• Dataset records

»»

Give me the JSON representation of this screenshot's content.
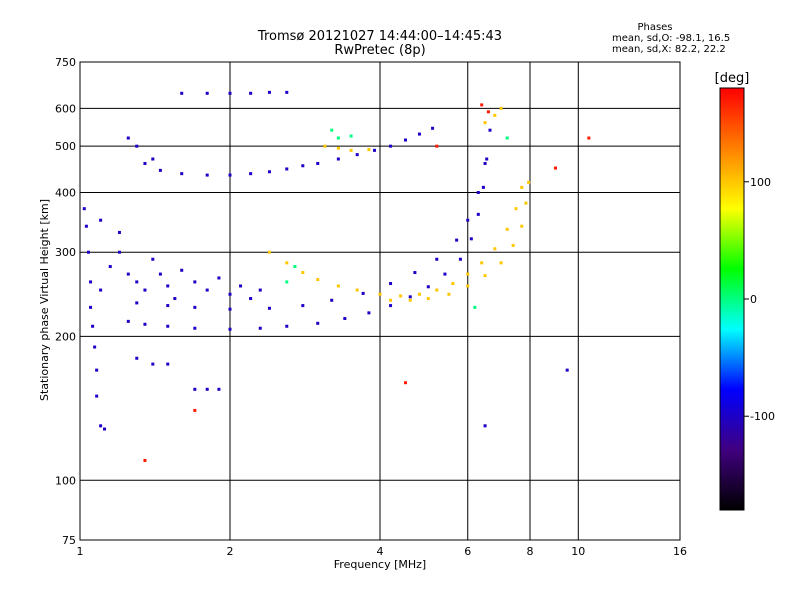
{
  "chart_data": {
    "type": "scatter",
    "title": "Tromsø 20121027 14:44:00–14:45:43",
    "subtitle": "RwPretec (8p)",
    "xlabel": "Frequency [MHz]",
    "ylabel": "Stationary phase Virtual Height [km]",
    "x_scale": "log",
    "y_scale": "log",
    "xlim": [
      1,
      16
    ],
    "ylim": [
      75,
      750
    ],
    "x_ticks": [
      1,
      2,
      4,
      6,
      8,
      10,
      16
    ],
    "x_tick_labels": [
      "1",
      "2",
      "4",
      "6",
      "8",
      "10",
      "16"
    ],
    "y_ticks": [
      75,
      100,
      200,
      300,
      400,
      500,
      600,
      750
    ],
    "y_tick_labels": [
      "75",
      "100",
      "200",
      "300",
      "400",
      "500",
      "600",
      "750"
    ],
    "grid": true,
    "phase_stats": {
      "heading": "Phases",
      "line_o": "mean, sd,O: -98.1, 16.5",
      "line_x": "mean, sd,X:  82.2, 22.2"
    },
    "colorbar": {
      "label": "[deg]",
      "ticks": [
        100,
        0,
        -100
      ],
      "tick_labels": [
        "100",
        "0",
        "-100"
      ],
      "range": [
        -180,
        180
      ],
      "colors": [
        "#ff0000",
        "#ff8000",
        "#ffff00",
        "#00ff00",
        "#00ffff",
        "#0000ff",
        "#400080",
        "#000000"
      ]
    },
    "series": [
      {
        "phase": -100,
        "points": [
          [
            1.25,
            215
          ],
          [
            1.35,
            212
          ],
          [
            1.5,
            210
          ],
          [
            1.7,
            208
          ],
          [
            2.0,
            207
          ],
          [
            2.3,
            208
          ],
          [
            2.6,
            210
          ],
          [
            3.0,
            213
          ],
          [
            3.4,
            218
          ],
          [
            3.8,
            224
          ],
          [
            4.2,
            232
          ],
          [
            4.6,
            242
          ],
          [
            5.0,
            254
          ],
          [
            5.4,
            270
          ],
          [
            5.8,
            290
          ],
          [
            6.1,
            320
          ],
          [
            6.3,
            360
          ],
          [
            6.45,
            410
          ],
          [
            6.55,
            470
          ],
          [
            6.65,
            540
          ],
          [
            1.3,
            235
          ],
          [
            1.5,
            232
          ],
          [
            1.7,
            230
          ],
          [
            2.0,
            228
          ],
          [
            2.4,
            229
          ],
          [
            2.8,
            232
          ],
          [
            3.2,
            238
          ],
          [
            3.7,
            246
          ],
          [
            4.2,
            258
          ],
          [
            4.7,
            272
          ],
          [
            5.2,
            290
          ],
          [
            5.7,
            318
          ],
          [
            6.0,
            350
          ],
          [
            6.3,
            400
          ],
          [
            6.5,
            460
          ],
          [
            1.1,
            250
          ],
          [
            1.15,
            280
          ],
          [
            1.2,
            300
          ],
          [
            1.25,
            270
          ],
          [
            1.3,
            260
          ],
          [
            1.35,
            250
          ],
          [
            1.4,
            290
          ],
          [
            1.45,
            270
          ],
          [
            1.5,
            255
          ],
          [
            1.55,
            240
          ],
          [
            1.6,
            275
          ],
          [
            1.7,
            260
          ],
          [
            1.8,
            250
          ],
          [
            1.9,
            265
          ],
          [
            2.0,
            245
          ],
          [
            2.1,
            255
          ],
          [
            2.2,
            240
          ],
          [
            2.3,
            250
          ],
          [
            1.02,
            370
          ],
          [
            1.03,
            340
          ],
          [
            1.04,
            300
          ],
          [
            1.05,
            260
          ],
          [
            1.05,
            230
          ],
          [
            1.06,
            210
          ],
          [
            1.07,
            190
          ],
          [
            1.08,
            170
          ],
          [
            1.08,
            150
          ],
          [
            1.1,
            130
          ],
          [
            1.12,
            128
          ],
          [
            1.35,
            460
          ],
          [
            1.45,
            445
          ],
          [
            1.6,
            438
          ],
          [
            1.8,
            435
          ],
          [
            2.0,
            435
          ],
          [
            2.2,
            438
          ],
          [
            2.4,
            442
          ],
          [
            2.6,
            448
          ],
          [
            2.8,
            455
          ],
          [
            1.25,
            520
          ],
          [
            1.3,
            500
          ],
          [
            1.4,
            470
          ],
          [
            1.6,
            645
          ],
          [
            1.8,
            645
          ],
          [
            2.0,
            645
          ],
          [
            2.2,
            645
          ],
          [
            2.4,
            648
          ],
          [
            2.6,
            648
          ],
          [
            3.0,
            460
          ],
          [
            3.3,
            470
          ],
          [
            3.6,
            480
          ],
          [
            3.9,
            490
          ],
          [
            4.2,
            500
          ],
          [
            4.5,
            515
          ],
          [
            4.8,
            530
          ],
          [
            5.1,
            545
          ],
          [
            1.3,
            180
          ],
          [
            1.4,
            175
          ],
          [
            1.5,
            175
          ],
          [
            1.7,
            155
          ],
          [
            1.8,
            155
          ],
          [
            1.9,
            155
          ],
          [
            6.5,
            130
          ],
          [
            9.5,
            170
          ],
          [
            1.1,
            350
          ],
          [
            1.2,
            330
          ]
        ]
      },
      {
        "phase": 100,
        "points": [
          [
            2.4,
            300
          ],
          [
            2.6,
            285
          ],
          [
            2.8,
            272
          ],
          [
            3.0,
            263
          ],
          [
            3.3,
            255
          ],
          [
            3.6,
            250
          ],
          [
            4.0,
            245
          ],
          [
            4.4,
            243
          ],
          [
            4.8,
            245
          ],
          [
            5.2,
            250
          ],
          [
            5.6,
            258
          ],
          [
            6.0,
            270
          ],
          [
            6.4,
            285
          ],
          [
            6.8,
            305
          ],
          [
            7.2,
            335
          ],
          [
            7.5,
            370
          ],
          [
            7.7,
            410
          ],
          [
            7.85,
            380
          ],
          [
            7.95,
            420
          ],
          [
            4.2,
            238
          ],
          [
            4.6,
            238
          ],
          [
            5.0,
            240
          ],
          [
            5.5,
            245
          ],
          [
            6.0,
            255
          ],
          [
            6.5,
            268
          ],
          [
            7.0,
            285
          ],
          [
            7.4,
            310
          ],
          [
            7.7,
            340
          ],
          [
            3.1,
            500
          ],
          [
            3.3,
            495
          ],
          [
            3.5,
            490
          ],
          [
            3.8,
            492
          ],
          [
            6.5,
            560
          ],
          [
            6.8,
            580
          ],
          [
            7.0,
            600
          ]
        ]
      },
      {
        "phase": 0,
        "points": [
          [
            2.7,
            280
          ],
          [
            3.3,
            520
          ],
          [
            3.5,
            525
          ],
          [
            3.2,
            540
          ],
          [
            7.2,
            520
          ],
          [
            6.2,
            230
          ],
          [
            2.6,
            260
          ]
        ]
      },
      {
        "phase": 170,
        "points": [
          [
            6.4,
            610
          ],
          [
            6.6,
            590
          ],
          [
            5.2,
            500
          ],
          [
            9.0,
            450
          ],
          [
            1.35,
            110
          ],
          [
            4.5,
            160
          ],
          [
            10.5,
            520
          ],
          [
            1.7,
            140
          ]
        ]
      }
    ]
  }
}
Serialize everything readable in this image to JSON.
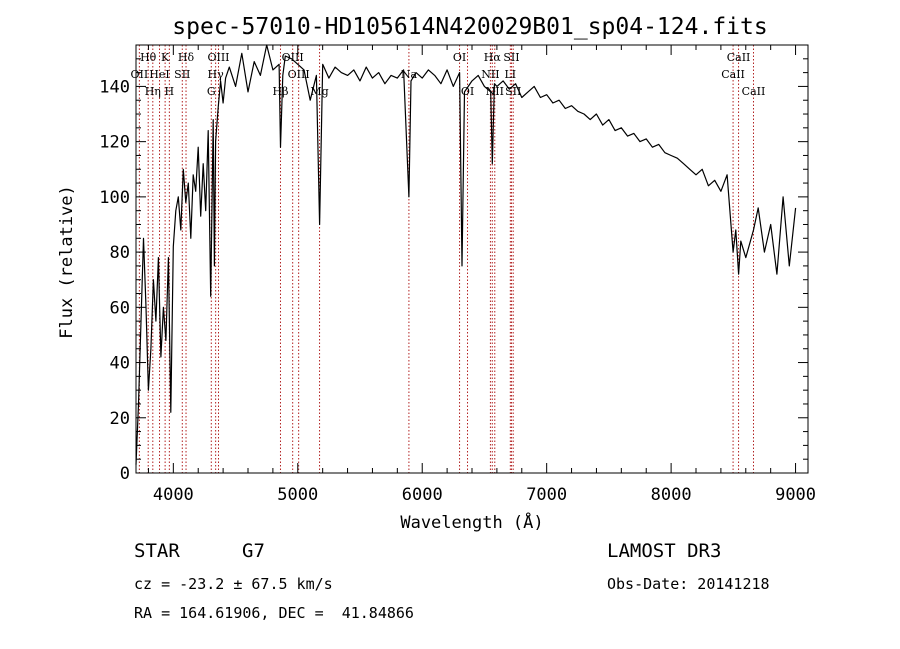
{
  "chart_data": {
    "type": "line",
    "title": "spec-57010-HD105614N420029B01_sp04-124.fits",
    "xlabel": "Wavelength (Å)",
    "ylabel": "Flux (relative)",
    "xlim": [
      3700,
      9100
    ],
    "ylim": [
      0,
      155
    ],
    "xticks": [
      4000,
      5000,
      6000,
      7000,
      8000,
      9000
    ],
    "yticks": [
      0,
      20,
      40,
      60,
      80,
      100,
      120,
      140
    ],
    "series": [
      {
        "name": "flux",
        "x": [
          3700,
          3720,
          3740,
          3760,
          3780,
          3800,
          3820,
          3840,
          3860,
          3880,
          3900,
          3920,
          3940,
          3960,
          3980,
          4000,
          4020,
          4040,
          4060,
          4080,
          4100,
          4120,
          4140,
          4160,
          4180,
          4200,
          4220,
          4240,
          4260,
          4280,
          4300,
          4320,
          4330,
          4340,
          4360,
          4380,
          4400,
          4420,
          4450,
          4500,
          4550,
          4600,
          4650,
          4700,
          4750,
          4800,
          4850,
          4861,
          4880,
          4900,
          4950,
          5000,
          5050,
          5100,
          5150,
          5175,
          5200,
          5250,
          5300,
          5350,
          5400,
          5450,
          5500,
          5550,
          5600,
          5650,
          5700,
          5750,
          5800,
          5850,
          5893,
          5910,
          5950,
          6000,
          6050,
          6100,
          6150,
          6200,
          6250,
          6300,
          6320,
          6340,
          6400,
          6450,
          6500,
          6550,
          6563,
          6580,
          6600,
          6650,
          6700,
          6750,
          6800,
          6850,
          6900,
          6950,
          7000,
          7050,
          7100,
          7150,
          7200,
          7250,
          7300,
          7350,
          7400,
          7450,
          7500,
          7550,
          7600,
          7650,
          7700,
          7750,
          7800,
          7850,
          7900,
          7950,
          8000,
          8050,
          8100,
          8150,
          8200,
          8250,
          8300,
          8350,
          8400,
          8450,
          8498,
          8520,
          8542,
          8560,
          8600,
          8662,
          8700,
          8750,
          8800,
          8850,
          8900,
          8950,
          9000
        ],
        "y": [
          3,
          25,
          55,
          85,
          60,
          30,
          45,
          70,
          55,
          78,
          42,
          60,
          48,
          78,
          22,
          82,
          95,
          100,
          88,
          110,
          98,
          105,
          85,
          108,
          102,
          118,
          93,
          112,
          95,
          124,
          64,
          128,
          75,
          120,
          132,
          142,
          134,
          143,
          147,
          140,
          152,
          138,
          149,
          144,
          156,
          146,
          148,
          118,
          144,
          151,
          150,
          148,
          146,
          135,
          144,
          90,
          148,
          143,
          147,
          145,
          144,
          146,
          142,
          147,
          143,
          145,
          141,
          144,
          143,
          146,
          100,
          142,
          145,
          143,
          146,
          144,
          141,
          146,
          140,
          145,
          75,
          138,
          142,
          144,
          140,
          138,
          112,
          141,
          140,
          142,
          139,
          141,
          136,
          138,
          140,
          136,
          137,
          134,
          135,
          132,
          133,
          131,
          130,
          128,
          130,
          126,
          128,
          124,
          125,
          122,
          123,
          120,
          121,
          118,
          119,
          116,
          115,
          114,
          112,
          110,
          108,
          110,
          104,
          106,
          102,
          108,
          80,
          88,
          72,
          84,
          78,
          88,
          96,
          80,
          90,
          72,
          100,
          75,
          96
        ]
      }
    ],
    "line_ids": [
      {
        "label": "Hθ",
        "wave": 3798,
        "row": 0
      },
      {
        "label": "OII",
        "wave": 3727,
        "row": 1
      },
      {
        "label": "Hη",
        "wave": 3835,
        "row": 2
      },
      {
        "label": "K",
        "wave": 3934,
        "row": 0
      },
      {
        "label": "HeI",
        "wave": 3889,
        "row": 1
      },
      {
        "label": "H",
        "wave": 3968,
        "row": 2
      },
      {
        "label": "Hδ",
        "wave": 4102,
        "row": 0
      },
      {
        "label": "SII",
        "wave": 4072,
        "row": 1
      },
      {
        "label": "OIII",
        "wave": 4363,
        "row": 0
      },
      {
        "label": "Hγ",
        "wave": 4340,
        "row": 1
      },
      {
        "label": "G",
        "wave": 4305,
        "row": 2
      },
      {
        "label": "Hβ",
        "wave": 4861,
        "row": 2
      },
      {
        "label": "OIII",
        "wave": 4959,
        "row": 0
      },
      {
        "label": "OIII",
        "wave": 5007,
        "row": 1
      },
      {
        "label": "Mg",
        "wave": 5175,
        "row": 2
      },
      {
        "label": "Na",
        "wave": 5893,
        "row": 1
      },
      {
        "label": "OI",
        "wave": 6300,
        "row": 0
      },
      {
        "label": "OI",
        "wave": 6364,
        "row": 2
      },
      {
        "label": "Hα",
        "wave": 6563,
        "row": 0
      },
      {
        "label": "NII",
        "wave": 6548,
        "row": 1
      },
      {
        "label": "NII",
        "wave": 6583,
        "row": 2
      },
      {
        "label": "SII",
        "wave": 6717,
        "row": 0
      },
      {
        "label": "LI",
        "wave": 6708,
        "row": 1
      },
      {
        "label": "SII",
        "wave": 6731,
        "row": 2
      },
      {
        "label": "CaII",
        "wave": 8542,
        "row": 0
      },
      {
        "label": "CaII",
        "wave": 8498,
        "row": 1
      },
      {
        "label": "CaII",
        "wave": 8662,
        "row": 2
      }
    ],
    "line_color": "#000000",
    "marker_color": "#b22222"
  },
  "info": {
    "object_class": "STAR",
    "subclass": "G7",
    "redshift": "cz = -23.2 ± 67.5 km/s",
    "coords": "RA = 164.61906, DEC =  41.84866",
    "survey": "LAMOST DR3",
    "obs_date": "Obs-Date: 20141218"
  }
}
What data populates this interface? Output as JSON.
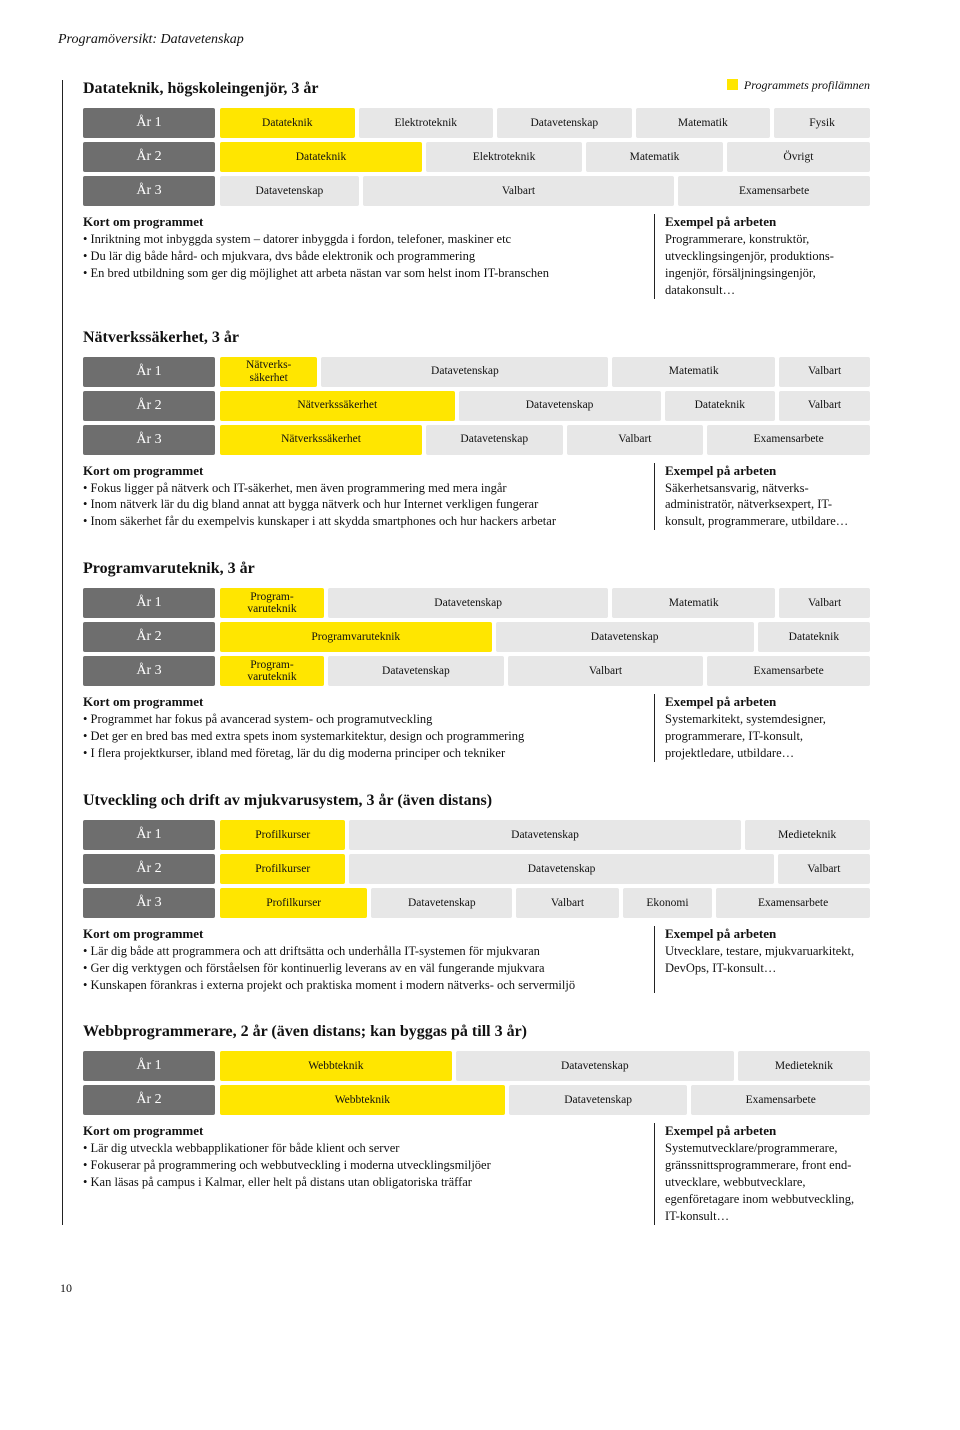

««

• THE REQUEST
Show the lines from the data above that contain the string "JSON".

• TASK ANSWER
Give me the JSON representation of this screenshot's content.
Serialize everything readable in this image to JSON.
What data populates this interface? Output as JSON.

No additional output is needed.